*Work instructions:*
**1)** Check each statement against the truffle-farming excerpt below. Answer yes or no, and quote the words from the excerpt that decide it. (a) Kelly Bolles' truffle experiment is in its eighth year. (b) Kelly has dug up at least one truffle so far. (c) Bolles bought two pigs to hunt for truffles.
**2)** Write the next part of the excerpt about Kelly Bolles' truffle grove, starting right after its last sentence.

*Excerpt to read:*
Grammy...Or Charlie?...


It's hard to believe Kelly Bolles' great horticultural experiment, trifling with truffles, (Trifling for Truffles or there's a Fungus Among us in the Valley), is now in its eighth year. I think about his project and those exotic 'shrooms every time Gladys and I huff and puff our way past the oak and hazelnut grove especially planted to foster a crop of the gourmet fungi. Five years, Kelly told me, the earliest he could expect any sort of crop. "If I could just find a truffle like this, " Kelly grinned, configuring his fingers in the shape of a softball, "I'd have it made." Or something to that effect, in other words a gourmet gold nugget....

Whenever I see Kelly these days, I ask for an update. As of this post the Valley's sometime truffle king has yet to unearth a single gnarly corm. I'm no expert on truffle horticulture, certainly haven't done the research Kelly has on the crop, which he geared to the Pacific Northwest truffle industry that's well established in Oregon. My knowledge of the elusive fungi is limited to European truffles, a subject that crops up every so often in the news. For centuries in truffle country, especially France, truffle foragers have used the keen olfactory ability of pigs to locate and root out the treasured mushrooms. In keeping with Old Country tradition, come potential harvest time, Bolles purchased a pair of porcine truffle seekers, but I wonder if Kelly's new help might have put his fungal venture in jeopardy.

*Data:*
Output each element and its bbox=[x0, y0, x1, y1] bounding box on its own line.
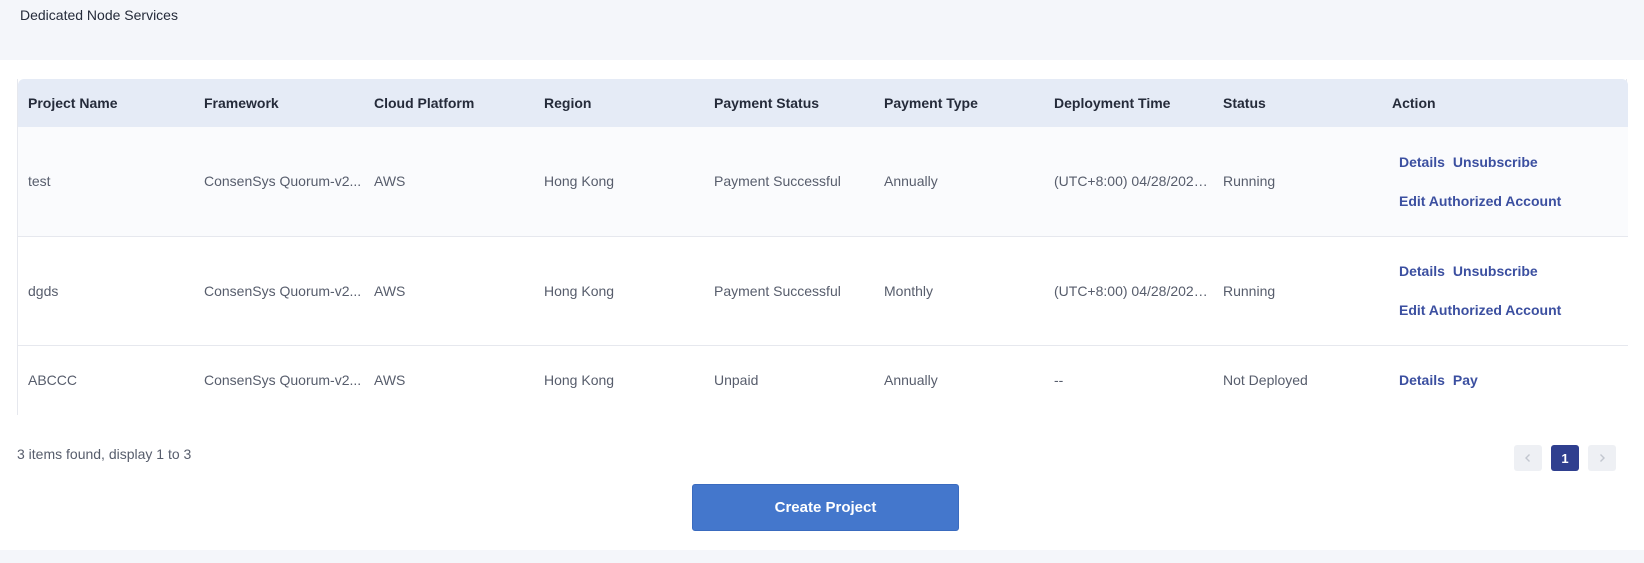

*Final results:*
**1)**
(a) Yes: "is now in its eighth year"
(b) No: "has yet to unearth a single gnarly corm"
(c) Yes: "Bolles purchased a pair of porcine truffle seekers"

**2)**
Here's where the Valley truffle adventure becomes more interesting. Pigs love truffles just as much as the French gourmand. Once a truffle hog roots up a prize, the pig's handler must pounce on the find immediately before his assistant can scarf it down. I'm sure Kelly was aware a truffle sniffer could and would down the crop if the handler didn't quickly intervene. Perhaps Kelly's research focused on the growing of truffles more than the harvesting of them. Not sure about that, but after the fact, when the pigs were hired on, Bolles learned that a potential truffle hunter has to be trained in the art, training that should begin at the piglet age. Kelly's two pigs? Both mature hogs. And apparently you can't teach an old hog new tricks.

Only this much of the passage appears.